Raw records:
═══
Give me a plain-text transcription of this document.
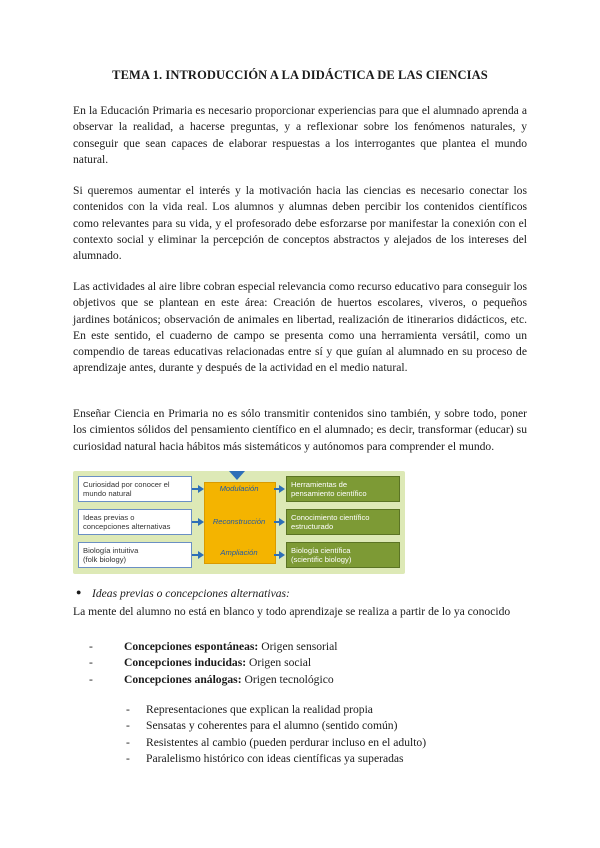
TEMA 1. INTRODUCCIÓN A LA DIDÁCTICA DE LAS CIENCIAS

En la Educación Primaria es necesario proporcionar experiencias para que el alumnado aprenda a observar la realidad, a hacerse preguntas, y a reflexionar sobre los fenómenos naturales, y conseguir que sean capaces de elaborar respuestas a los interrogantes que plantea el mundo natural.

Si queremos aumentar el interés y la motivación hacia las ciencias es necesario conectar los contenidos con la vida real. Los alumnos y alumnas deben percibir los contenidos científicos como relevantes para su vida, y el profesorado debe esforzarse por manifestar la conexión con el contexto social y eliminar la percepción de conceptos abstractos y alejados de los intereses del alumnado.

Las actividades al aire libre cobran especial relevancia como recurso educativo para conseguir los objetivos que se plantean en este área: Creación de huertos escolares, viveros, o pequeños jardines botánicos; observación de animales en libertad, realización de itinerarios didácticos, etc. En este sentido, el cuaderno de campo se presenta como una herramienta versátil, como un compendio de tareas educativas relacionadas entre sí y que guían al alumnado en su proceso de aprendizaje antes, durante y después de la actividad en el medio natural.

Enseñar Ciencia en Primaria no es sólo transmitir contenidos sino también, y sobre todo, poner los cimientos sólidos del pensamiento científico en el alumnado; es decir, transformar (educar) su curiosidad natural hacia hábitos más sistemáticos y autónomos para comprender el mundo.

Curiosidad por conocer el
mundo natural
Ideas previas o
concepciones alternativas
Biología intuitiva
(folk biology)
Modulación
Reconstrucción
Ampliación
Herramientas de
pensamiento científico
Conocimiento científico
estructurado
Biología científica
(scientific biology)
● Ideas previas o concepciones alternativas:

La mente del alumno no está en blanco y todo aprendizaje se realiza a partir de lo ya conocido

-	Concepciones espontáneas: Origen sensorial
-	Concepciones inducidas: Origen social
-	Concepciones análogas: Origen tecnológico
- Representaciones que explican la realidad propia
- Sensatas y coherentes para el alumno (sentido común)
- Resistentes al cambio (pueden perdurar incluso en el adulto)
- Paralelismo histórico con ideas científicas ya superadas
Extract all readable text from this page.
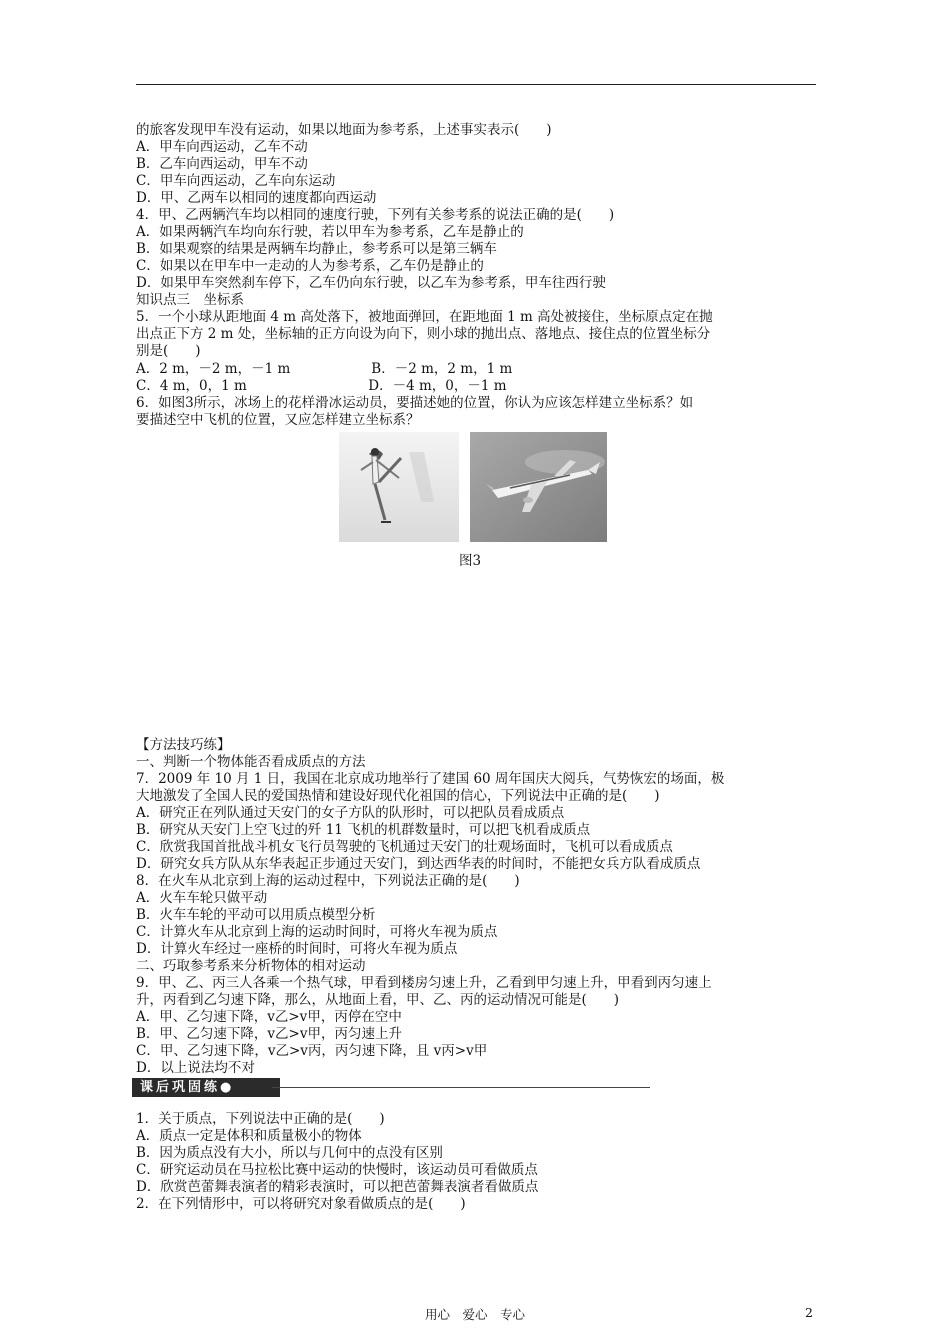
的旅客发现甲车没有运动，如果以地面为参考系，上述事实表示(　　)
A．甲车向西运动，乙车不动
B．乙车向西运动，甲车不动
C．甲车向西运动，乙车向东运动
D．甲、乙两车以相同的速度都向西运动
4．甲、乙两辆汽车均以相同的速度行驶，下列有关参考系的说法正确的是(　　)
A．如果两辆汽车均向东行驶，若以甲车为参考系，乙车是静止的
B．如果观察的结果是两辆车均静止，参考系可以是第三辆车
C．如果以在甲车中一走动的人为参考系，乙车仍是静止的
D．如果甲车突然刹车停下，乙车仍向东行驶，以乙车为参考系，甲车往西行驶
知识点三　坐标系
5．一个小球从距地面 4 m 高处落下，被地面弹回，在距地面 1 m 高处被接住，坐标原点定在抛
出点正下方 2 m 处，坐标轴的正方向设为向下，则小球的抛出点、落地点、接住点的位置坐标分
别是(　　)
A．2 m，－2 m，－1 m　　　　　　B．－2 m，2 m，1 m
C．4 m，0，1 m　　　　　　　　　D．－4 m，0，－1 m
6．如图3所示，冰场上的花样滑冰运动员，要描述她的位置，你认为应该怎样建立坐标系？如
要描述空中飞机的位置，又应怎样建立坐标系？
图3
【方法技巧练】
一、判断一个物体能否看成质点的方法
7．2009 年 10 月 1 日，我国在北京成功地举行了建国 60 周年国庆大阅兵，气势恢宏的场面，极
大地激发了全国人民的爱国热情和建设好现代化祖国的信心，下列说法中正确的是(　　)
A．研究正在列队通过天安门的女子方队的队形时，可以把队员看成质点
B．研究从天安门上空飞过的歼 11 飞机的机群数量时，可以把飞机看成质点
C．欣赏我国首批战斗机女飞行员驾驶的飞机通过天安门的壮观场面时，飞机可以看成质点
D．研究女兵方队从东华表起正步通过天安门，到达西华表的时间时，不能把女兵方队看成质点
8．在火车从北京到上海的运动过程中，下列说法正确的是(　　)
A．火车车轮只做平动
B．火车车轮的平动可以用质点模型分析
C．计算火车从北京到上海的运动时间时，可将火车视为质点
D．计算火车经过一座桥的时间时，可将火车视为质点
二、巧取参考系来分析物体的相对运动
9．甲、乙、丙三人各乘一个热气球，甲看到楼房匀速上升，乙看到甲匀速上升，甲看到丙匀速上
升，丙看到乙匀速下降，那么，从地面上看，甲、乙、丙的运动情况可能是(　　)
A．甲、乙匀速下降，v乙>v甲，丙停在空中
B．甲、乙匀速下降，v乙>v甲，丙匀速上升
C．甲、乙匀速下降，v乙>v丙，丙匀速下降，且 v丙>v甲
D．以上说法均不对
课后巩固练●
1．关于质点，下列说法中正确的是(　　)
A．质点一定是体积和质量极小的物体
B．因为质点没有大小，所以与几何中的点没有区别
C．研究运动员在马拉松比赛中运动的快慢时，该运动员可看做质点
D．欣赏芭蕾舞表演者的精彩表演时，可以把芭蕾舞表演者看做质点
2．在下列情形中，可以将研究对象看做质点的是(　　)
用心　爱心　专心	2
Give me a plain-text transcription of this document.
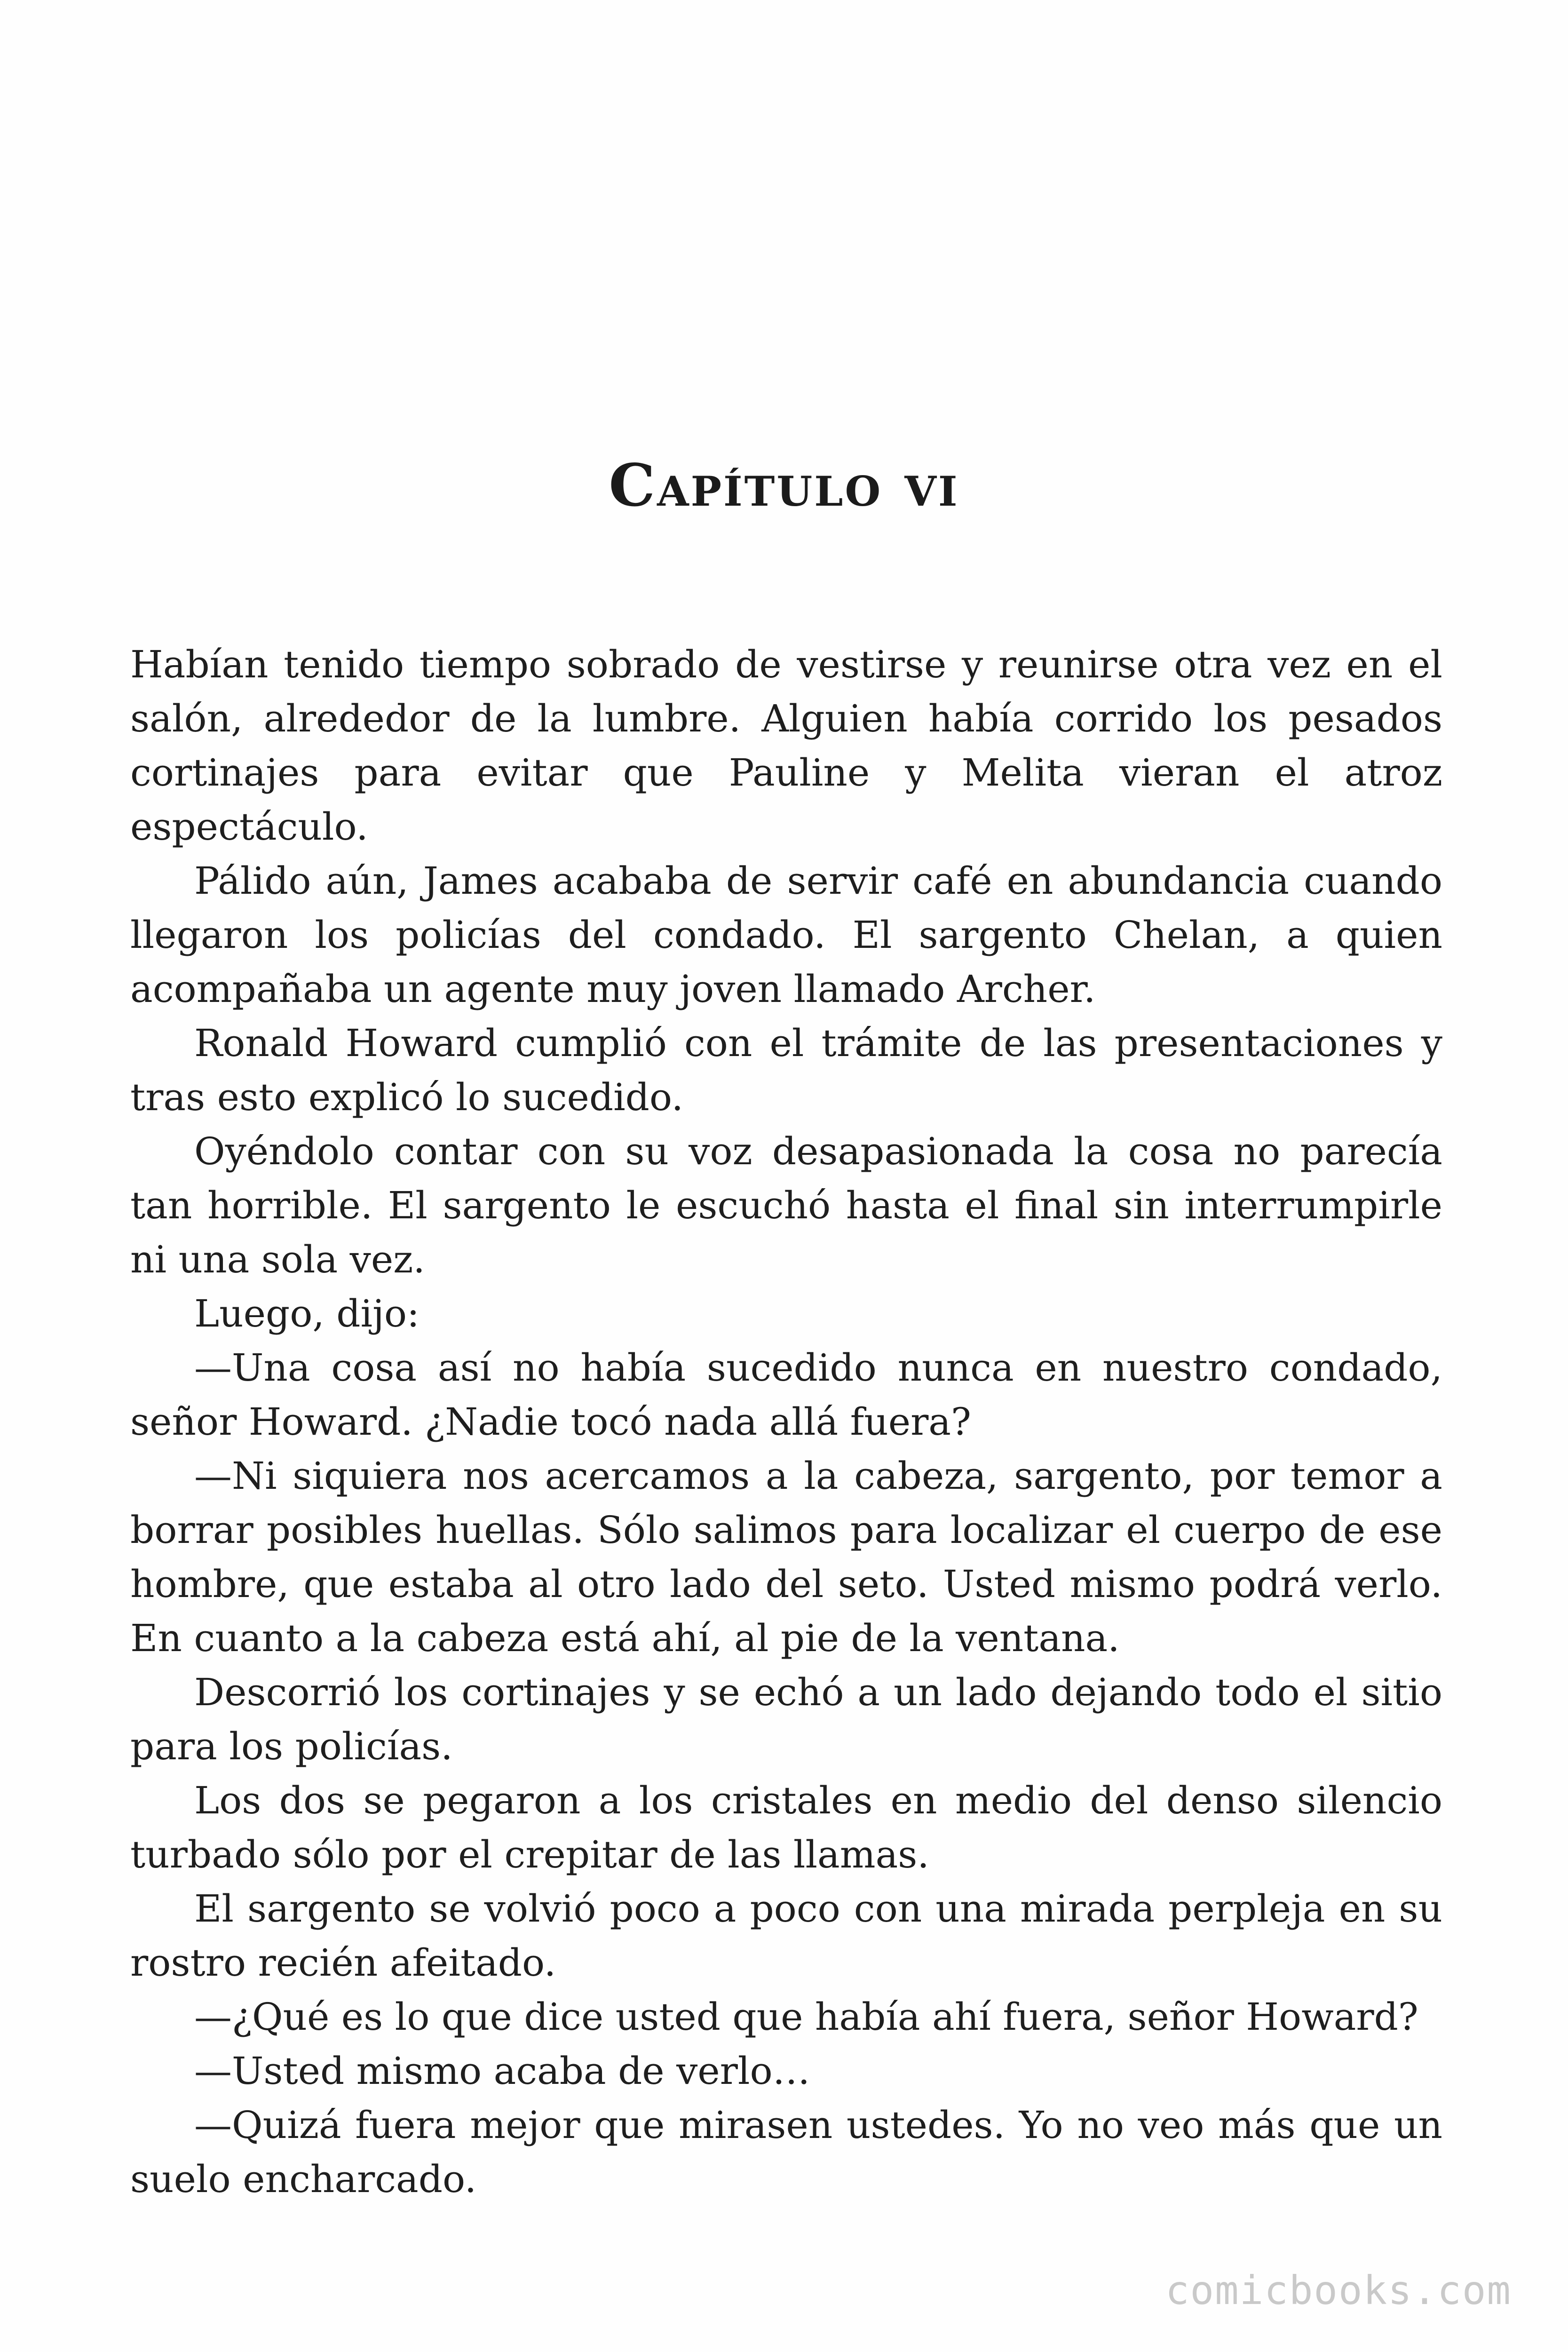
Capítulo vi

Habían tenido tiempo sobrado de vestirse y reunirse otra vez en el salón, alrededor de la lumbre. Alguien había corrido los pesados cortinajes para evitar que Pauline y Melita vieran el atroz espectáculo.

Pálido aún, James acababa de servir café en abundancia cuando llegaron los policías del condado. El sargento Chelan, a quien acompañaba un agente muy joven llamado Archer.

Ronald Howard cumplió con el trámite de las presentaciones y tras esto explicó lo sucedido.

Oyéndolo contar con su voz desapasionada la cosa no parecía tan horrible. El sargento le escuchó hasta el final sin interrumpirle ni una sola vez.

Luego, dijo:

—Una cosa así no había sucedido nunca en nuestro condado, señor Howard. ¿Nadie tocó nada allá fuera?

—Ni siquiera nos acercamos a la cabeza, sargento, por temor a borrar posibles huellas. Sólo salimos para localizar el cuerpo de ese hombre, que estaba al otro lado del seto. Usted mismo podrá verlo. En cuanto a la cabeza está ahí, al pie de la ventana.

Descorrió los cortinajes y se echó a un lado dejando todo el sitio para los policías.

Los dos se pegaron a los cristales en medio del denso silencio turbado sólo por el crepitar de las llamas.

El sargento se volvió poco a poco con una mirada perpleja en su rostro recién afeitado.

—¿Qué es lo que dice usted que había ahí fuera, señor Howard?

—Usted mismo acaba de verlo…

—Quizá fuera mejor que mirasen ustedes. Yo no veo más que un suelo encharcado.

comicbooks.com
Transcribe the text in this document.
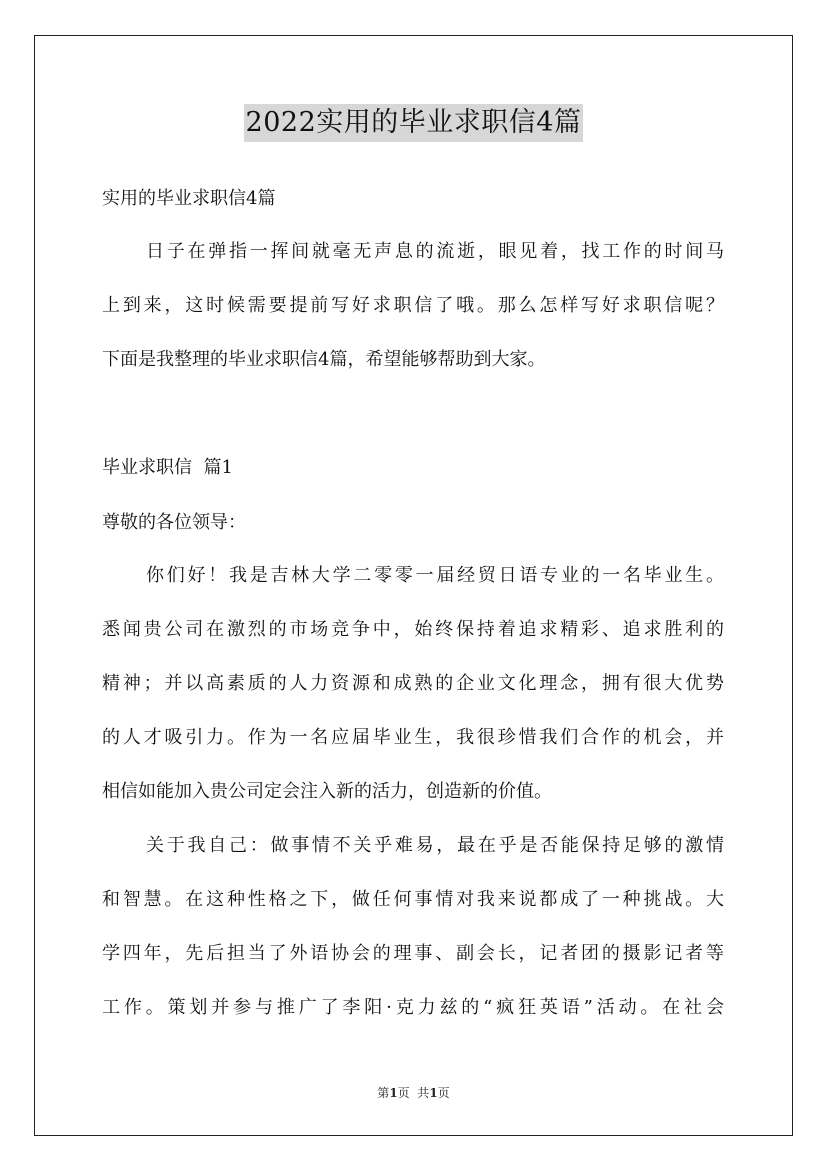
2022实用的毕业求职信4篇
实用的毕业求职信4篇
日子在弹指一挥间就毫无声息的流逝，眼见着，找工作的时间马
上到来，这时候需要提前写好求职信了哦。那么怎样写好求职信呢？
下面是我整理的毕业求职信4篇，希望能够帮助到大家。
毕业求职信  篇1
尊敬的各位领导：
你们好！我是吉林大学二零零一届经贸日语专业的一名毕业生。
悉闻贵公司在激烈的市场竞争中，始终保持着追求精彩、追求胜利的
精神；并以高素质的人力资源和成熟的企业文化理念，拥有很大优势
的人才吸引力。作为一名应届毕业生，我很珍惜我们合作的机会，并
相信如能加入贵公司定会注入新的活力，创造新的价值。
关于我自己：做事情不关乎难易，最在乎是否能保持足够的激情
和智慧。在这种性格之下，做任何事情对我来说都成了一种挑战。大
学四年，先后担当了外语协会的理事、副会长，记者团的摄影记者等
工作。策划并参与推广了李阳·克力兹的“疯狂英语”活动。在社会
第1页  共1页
═══
List every line from the entries above in which "Primaria" appears.

En la Educación Primaria es necesario proporcionar experiencias para que el alumnado aprenda a observar la realidad, a hacerse preguntas, y a reflexionar sobre los fenómenos naturales, y conseguir que sean capaces de elaborar respuestas a los interrogantes que plantea el mundo natural.
Enseñar Ciencia en Primaria no es sólo transmitir contenidos sino también, y sobre todo, poner los cimientos sólidos del pensamiento científico en el alumnado; es decir, transformar (educar) su curiosidad natural hacia hábitos más sistemáticos y autónomos para comprender el mundo.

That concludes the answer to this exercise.